## start ENTRIES SUPPLIED
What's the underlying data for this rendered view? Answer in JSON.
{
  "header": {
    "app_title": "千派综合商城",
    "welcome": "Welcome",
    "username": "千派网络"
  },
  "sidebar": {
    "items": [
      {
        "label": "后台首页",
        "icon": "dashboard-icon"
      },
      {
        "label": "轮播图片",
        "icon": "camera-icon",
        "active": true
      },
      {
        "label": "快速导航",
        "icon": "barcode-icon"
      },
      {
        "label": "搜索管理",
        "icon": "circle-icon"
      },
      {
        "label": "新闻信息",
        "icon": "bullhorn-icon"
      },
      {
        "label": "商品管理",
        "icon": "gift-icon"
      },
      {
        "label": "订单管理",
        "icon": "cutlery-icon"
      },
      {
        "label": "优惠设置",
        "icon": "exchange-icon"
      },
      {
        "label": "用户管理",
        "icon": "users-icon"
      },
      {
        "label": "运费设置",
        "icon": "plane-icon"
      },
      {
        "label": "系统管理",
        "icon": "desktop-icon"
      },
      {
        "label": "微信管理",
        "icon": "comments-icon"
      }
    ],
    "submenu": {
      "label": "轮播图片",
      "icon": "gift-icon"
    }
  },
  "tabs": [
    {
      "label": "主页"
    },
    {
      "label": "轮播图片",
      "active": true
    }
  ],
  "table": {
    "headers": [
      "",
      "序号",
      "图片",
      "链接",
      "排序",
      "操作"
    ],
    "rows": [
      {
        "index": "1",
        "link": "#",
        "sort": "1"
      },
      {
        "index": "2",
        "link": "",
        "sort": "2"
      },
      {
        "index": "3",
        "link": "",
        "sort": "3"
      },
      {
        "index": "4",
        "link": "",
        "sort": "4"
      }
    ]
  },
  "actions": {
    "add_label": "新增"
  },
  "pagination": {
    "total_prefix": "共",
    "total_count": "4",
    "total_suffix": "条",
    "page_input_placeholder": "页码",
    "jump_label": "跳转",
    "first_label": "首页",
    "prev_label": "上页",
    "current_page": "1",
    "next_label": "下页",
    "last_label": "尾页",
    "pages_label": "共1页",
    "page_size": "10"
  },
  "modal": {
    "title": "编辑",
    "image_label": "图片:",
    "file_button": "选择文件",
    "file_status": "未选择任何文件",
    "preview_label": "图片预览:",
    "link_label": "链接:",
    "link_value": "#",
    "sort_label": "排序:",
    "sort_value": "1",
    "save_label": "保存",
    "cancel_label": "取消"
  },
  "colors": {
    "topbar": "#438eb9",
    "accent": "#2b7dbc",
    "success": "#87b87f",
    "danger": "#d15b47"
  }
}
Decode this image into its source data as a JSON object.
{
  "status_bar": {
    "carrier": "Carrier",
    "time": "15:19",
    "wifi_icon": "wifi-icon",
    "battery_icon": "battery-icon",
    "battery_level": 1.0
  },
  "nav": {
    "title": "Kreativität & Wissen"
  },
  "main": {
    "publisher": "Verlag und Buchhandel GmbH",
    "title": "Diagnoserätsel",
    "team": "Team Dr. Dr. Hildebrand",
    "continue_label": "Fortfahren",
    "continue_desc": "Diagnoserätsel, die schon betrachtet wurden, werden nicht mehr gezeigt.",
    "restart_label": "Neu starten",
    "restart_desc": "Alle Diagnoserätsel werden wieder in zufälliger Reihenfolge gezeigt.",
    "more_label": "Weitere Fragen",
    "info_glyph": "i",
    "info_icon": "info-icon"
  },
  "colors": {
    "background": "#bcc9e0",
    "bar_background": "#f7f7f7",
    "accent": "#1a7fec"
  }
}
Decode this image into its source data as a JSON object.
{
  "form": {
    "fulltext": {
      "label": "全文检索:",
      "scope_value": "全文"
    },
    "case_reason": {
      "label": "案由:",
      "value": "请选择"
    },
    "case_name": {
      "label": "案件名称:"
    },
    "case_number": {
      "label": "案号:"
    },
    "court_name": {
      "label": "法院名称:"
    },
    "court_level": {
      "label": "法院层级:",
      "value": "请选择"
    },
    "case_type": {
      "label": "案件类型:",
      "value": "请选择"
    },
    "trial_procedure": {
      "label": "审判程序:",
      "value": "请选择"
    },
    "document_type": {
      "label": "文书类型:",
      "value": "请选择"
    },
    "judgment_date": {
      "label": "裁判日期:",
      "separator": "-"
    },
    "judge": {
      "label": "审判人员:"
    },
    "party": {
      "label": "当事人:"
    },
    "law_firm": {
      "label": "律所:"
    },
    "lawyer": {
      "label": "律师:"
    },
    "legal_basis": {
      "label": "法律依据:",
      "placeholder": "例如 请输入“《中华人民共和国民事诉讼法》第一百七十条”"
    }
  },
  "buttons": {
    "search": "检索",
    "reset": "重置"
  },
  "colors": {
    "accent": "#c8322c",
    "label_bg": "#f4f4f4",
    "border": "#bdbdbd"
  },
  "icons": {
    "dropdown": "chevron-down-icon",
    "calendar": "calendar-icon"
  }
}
## end ENTRIES SUPPLIED
> WHAT YOU WILL DO
What is needed here is an exact reproduction of all the entries.

> SOLUTION BELOW
What's the underlying data for this rendered view? Answer in JSON.
{
  "header": {
    "app_title": "千派综合商城",
    "welcome": "Welcome",
    "username": "千派网络"
  },
  "sidebar": {
    "items": [
      {
        "label": "后台首页",
        "icon": "dashboard-icon"
      },
      {
        "label": "轮播图片",
        "icon": "camera-icon",
        "active": true
      },
      {
        "label": "快速导航",
        "icon": "barcode-icon"
      },
      {
        "label": "搜索管理",
        "icon": "circle-icon"
      },
      {
        "label": "新闻信息",
        "icon": "bullhorn-icon"
      },
      {
        "label": "商品管理",
        "icon": "gift-icon"
      },
      {
        "label": "订单管理",
        "icon": "cutlery-icon"
      },
      {
        "label": "优惠设置",
        "icon": "exchange-icon"
      },
      {
        "label": "用户管理",
        "icon": "users-icon"
      },
      {
        "label": "运费设置",
        "icon": "plane-icon"
      },
      {
        "label": "系统管理",
        "icon": "desktop-icon"
      },
      {
        "label": "微信管理",
        "icon": "comments-icon"
      }
    ],
    "submenu": {
      "label": "轮播图片",
      "icon": "gift-icon"
    }
  },
  "tabs": [
    {
      "label": "主页"
    },
    {
      "label": "轮播图片",
      "active": true
    }
  ],
  "table": {
    "headers": [
      "",
      "序号",
      "图片",
      "链接",
      "排序",
      "操作"
    ],
    "rows": [
      {
        "index": "1",
        "link": "#",
        "sort": "1"
      },
      {
        "index": "2",
        "link": "",
        "sort": "2"
      },
      {
        "index": "3",
        "link": "",
        "sort": "3"
      },
      {
        "index": "4",
        "link": "",
        "sort": "4"
      }
    ]
  },
  "actions": {
    "add_label": "新增"
  },
  "pagination": {
    "total_prefix": "共",
    "total_count": "4",
    "total_suffix": "条",
    "page_input_placeholder": "页码",
    "jump_label": "跳转",
    "first_label": "首页",
    "prev_label": "上页",
    "current_page": "1",
    "next_label": "下页",
    "last_label": "尾页",
    "pages_label": "共1页",
    "page_size": "10"
  },
  "modal": {
    "title": "编辑",
    "image_label": "图片:",
    "file_button": "选择文件",
    "file_status": "未选择任何文件",
    "preview_label": "图片预览:",
    "link_label": "链接:",
    "link_value": "#",
    "sort_label": "排序:",
    "sort_value": "1",
    "save_label": "保存",
    "cancel_label": "取消"
  },
  "colors": {
    "topbar": "#438eb9",
    "accent": "#2b7dbc",
    "success": "#87b87f",
    "danger": "#d15b47"
  }
}
Decode this image into its source data as a JSON object.
{
  "status_bar": {
    "carrier": "Carrier",
    "time": "15:19",
    "wifi_icon": "wifi-icon",
    "battery_icon": "battery-icon",
    "battery_level": 1.0
  },
  "nav": {
    "title": "Kreativität & Wissen"
  },
  "main": {
    "publisher": "Verlag und Buchhandel GmbH",
    "title": "Diagnoserätsel",
    "team": "Team Dr. Dr. Hildebrand",
    "continue_label": "Fortfahren",
    "continue_desc": "Diagnoserätsel, die schon betrachtet wurden, werden nicht mehr gezeigt.",
    "restart_label": "Neu starten",
    "restart_desc": "Alle Diagnoserätsel werden wieder in zufälliger Reihenfolge gezeigt.",
    "more_label": "Weitere Fragen",
    "info_glyph": "i",
    "info_icon": "info-icon"
  },
  "colors": {
    "background": "#bcc9e0",
    "bar_background": "#f7f7f7",
    "accent": "#1a7fec"
  }
}
Decode this image into its source data as a JSON object.
{
  "form": {
    "fulltext": {
      "label": "全文检索:",
      "scope_value": "全文"
    },
    "case_reason": {
      "label": "案由:",
      "value": "请选择"
    },
    "case_name": {
      "label": "案件名称:"
    },
    "case_number": {
      "label": "案号:"
    },
    "court_name": {
      "label": "法院名称:"
    },
    "court_level": {
      "label": "法院层级:",
      "value": "请选择"
    },
    "case_type": {
      "label": "案件类型:",
      "value": "请选择"
    },
    "trial_procedure": {
      "label": "审判程序:",
      "value": "请选择"
    },
    "document_type": {
      "label": "文书类型:",
      "value": "请选择"
    },
    "judgment_date": {
      "label": "裁判日期:",
      "separator": "-"
    },
    "judge": {
      "label": "审判人员:"
    },
    "party": {
      "label": "当事人:"
    },
    "law_firm": {
      "label": "律所:"
    },
    "lawyer": {
      "label": "律师:"
    },
    "legal_basis": {
      "label": "法律依据:",
      "placeholder": "例如 请输入“《中华人民共和国民事诉讼法》第一百七十条”"
    }
  },
  "buttons": {
    "search": "检索",
    "reset": "重置"
  },
  "colors": {
    "accent": "#c8322c",
    "label_bg": "#f4f4f4",
    "border": "#bdbdbd"
  },
  "icons": {
    "dropdown": "chevron-down-icon",
    "calendar": "calendar-icon"
  }
}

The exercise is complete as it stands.